_Task instructions_. Find the word "плотностью" in the data. Return every line where it appears.
★ ★ ★ ★
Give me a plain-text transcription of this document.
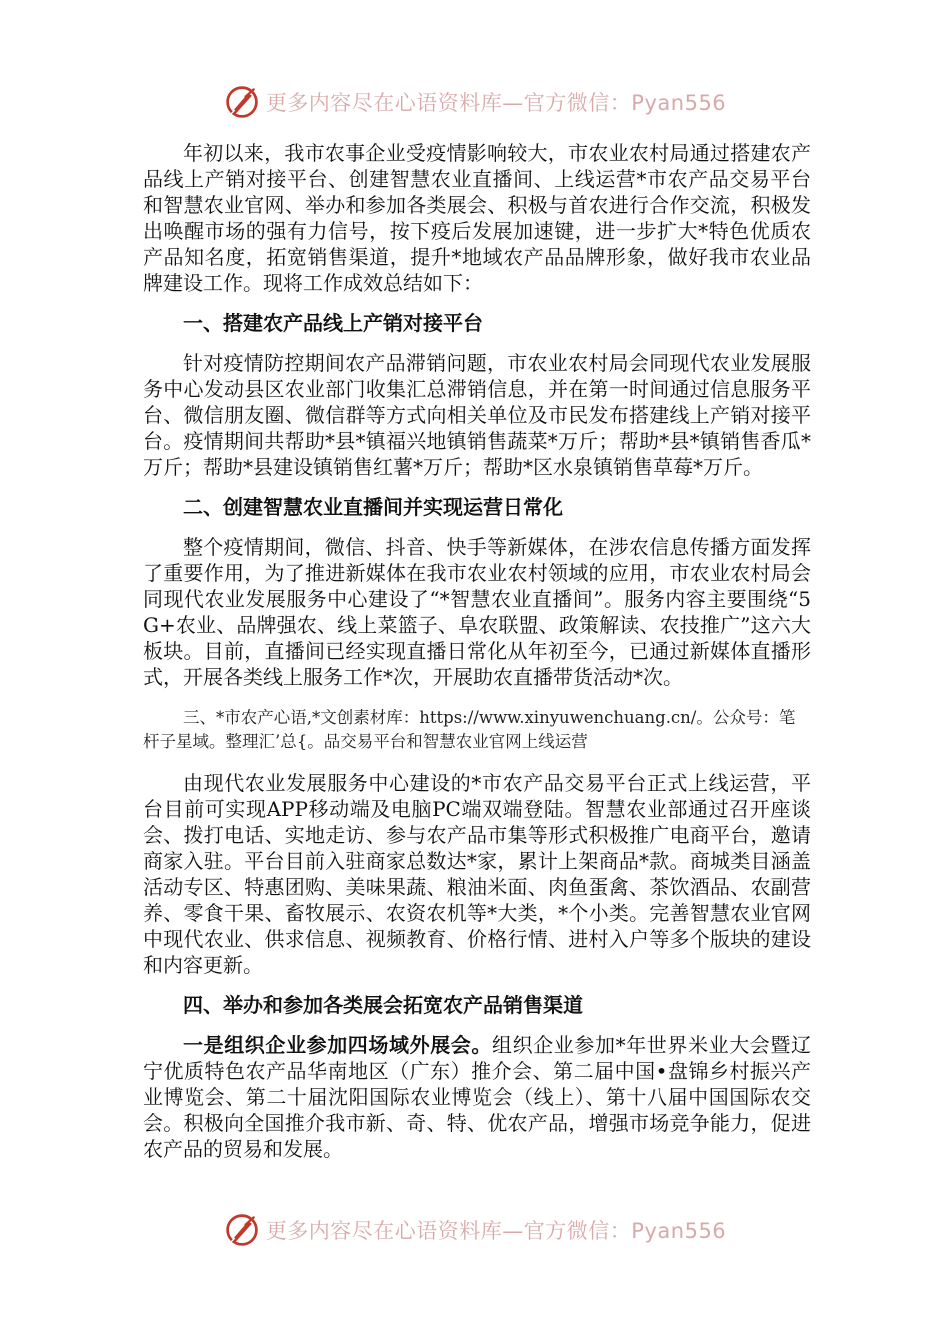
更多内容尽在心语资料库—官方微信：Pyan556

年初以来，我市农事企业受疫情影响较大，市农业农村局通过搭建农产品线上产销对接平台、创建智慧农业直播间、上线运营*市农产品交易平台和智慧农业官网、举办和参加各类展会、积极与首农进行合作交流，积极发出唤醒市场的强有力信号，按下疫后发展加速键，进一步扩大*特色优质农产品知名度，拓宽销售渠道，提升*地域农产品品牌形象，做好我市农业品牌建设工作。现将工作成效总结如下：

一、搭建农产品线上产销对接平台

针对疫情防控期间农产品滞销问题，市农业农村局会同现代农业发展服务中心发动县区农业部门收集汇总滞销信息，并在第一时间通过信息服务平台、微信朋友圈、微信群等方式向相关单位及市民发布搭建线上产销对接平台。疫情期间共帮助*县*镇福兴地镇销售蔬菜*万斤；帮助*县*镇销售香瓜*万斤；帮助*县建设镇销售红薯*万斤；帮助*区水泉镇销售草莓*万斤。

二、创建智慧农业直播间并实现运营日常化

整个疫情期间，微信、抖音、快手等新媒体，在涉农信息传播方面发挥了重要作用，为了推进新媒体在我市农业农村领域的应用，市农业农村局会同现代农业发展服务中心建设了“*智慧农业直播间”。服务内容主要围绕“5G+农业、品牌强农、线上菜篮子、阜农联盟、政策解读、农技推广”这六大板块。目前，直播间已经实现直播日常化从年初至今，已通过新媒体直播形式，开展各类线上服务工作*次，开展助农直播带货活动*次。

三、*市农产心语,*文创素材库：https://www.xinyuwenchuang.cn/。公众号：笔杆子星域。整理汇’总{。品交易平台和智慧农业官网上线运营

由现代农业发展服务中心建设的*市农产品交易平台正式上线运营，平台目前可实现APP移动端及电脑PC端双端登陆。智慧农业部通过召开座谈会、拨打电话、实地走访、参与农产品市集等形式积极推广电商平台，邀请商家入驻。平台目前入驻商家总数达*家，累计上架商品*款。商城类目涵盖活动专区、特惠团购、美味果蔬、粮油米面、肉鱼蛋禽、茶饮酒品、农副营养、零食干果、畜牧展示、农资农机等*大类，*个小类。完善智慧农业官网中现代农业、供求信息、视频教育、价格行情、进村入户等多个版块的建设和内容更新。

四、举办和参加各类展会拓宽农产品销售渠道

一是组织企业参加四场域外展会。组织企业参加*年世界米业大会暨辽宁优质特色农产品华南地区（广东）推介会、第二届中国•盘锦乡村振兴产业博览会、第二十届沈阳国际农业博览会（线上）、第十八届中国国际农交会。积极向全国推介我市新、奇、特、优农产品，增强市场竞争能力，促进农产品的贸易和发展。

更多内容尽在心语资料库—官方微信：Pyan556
★ ★ ★ ★
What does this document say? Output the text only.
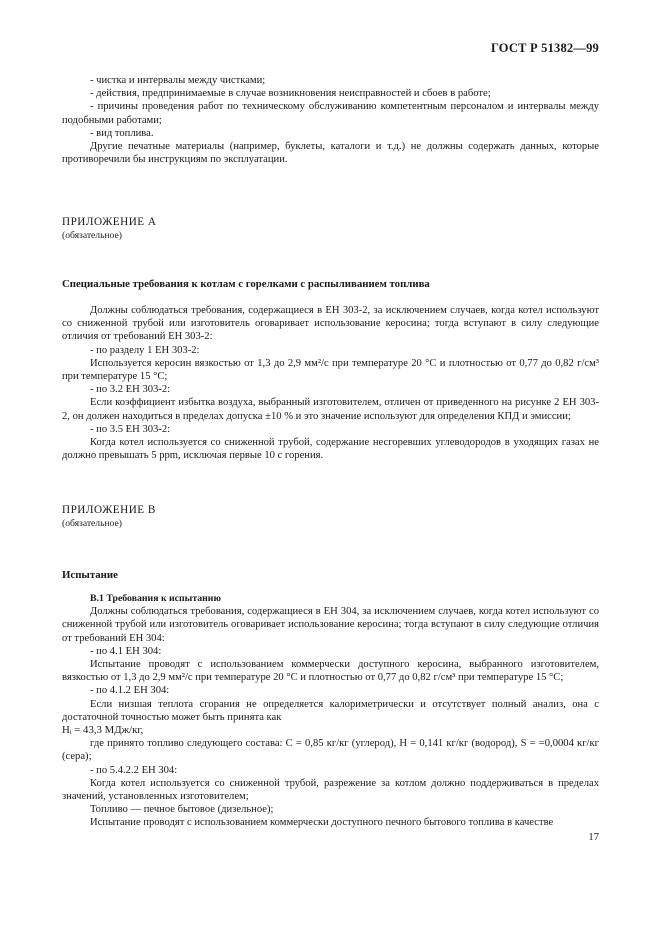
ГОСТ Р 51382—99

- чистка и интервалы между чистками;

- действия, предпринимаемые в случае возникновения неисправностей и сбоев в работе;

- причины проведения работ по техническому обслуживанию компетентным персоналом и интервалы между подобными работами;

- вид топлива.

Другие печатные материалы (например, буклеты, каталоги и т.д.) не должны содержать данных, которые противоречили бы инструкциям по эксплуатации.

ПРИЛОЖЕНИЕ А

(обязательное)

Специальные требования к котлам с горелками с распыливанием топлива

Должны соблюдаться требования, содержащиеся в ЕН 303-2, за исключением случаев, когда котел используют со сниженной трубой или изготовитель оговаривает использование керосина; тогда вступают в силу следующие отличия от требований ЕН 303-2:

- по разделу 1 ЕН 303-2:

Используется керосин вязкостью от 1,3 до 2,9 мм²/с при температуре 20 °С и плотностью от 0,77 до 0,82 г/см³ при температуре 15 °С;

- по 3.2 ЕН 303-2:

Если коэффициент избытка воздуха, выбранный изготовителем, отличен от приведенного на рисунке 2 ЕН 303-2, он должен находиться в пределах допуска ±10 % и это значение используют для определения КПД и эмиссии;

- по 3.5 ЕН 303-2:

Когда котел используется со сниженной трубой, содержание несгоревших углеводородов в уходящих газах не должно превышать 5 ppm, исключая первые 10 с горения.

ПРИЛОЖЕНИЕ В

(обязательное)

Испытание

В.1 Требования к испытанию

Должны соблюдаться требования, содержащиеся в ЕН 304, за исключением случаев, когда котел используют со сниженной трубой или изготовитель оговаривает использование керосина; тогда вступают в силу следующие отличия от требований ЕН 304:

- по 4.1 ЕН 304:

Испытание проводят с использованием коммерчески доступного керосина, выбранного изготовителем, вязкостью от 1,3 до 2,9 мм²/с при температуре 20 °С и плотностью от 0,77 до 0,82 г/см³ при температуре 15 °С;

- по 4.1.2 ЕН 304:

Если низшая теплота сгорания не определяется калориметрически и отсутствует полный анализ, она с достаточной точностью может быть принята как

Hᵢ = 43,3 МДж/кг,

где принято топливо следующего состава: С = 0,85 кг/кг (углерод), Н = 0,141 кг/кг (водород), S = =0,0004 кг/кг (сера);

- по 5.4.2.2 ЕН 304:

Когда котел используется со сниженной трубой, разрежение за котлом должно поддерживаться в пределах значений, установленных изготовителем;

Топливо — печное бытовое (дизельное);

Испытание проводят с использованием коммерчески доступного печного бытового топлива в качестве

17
★ ★ ★ ★
_Task answer_.
Используется керосин вязкостью от 1,3 до 2,9 мм²/с при температуре 20 °С и плотностью от 0,77 до 0,82 г/см³ при температуре 15 °С;
Испытание проводят с использованием коммерчески доступного керосина, выбранного изготовителем, вязкостью от 1,3 до 2,9 мм²/с при температуре 20 °С и плотностью от 0,77 до 0,82 г/см³ при температуре 15 °С;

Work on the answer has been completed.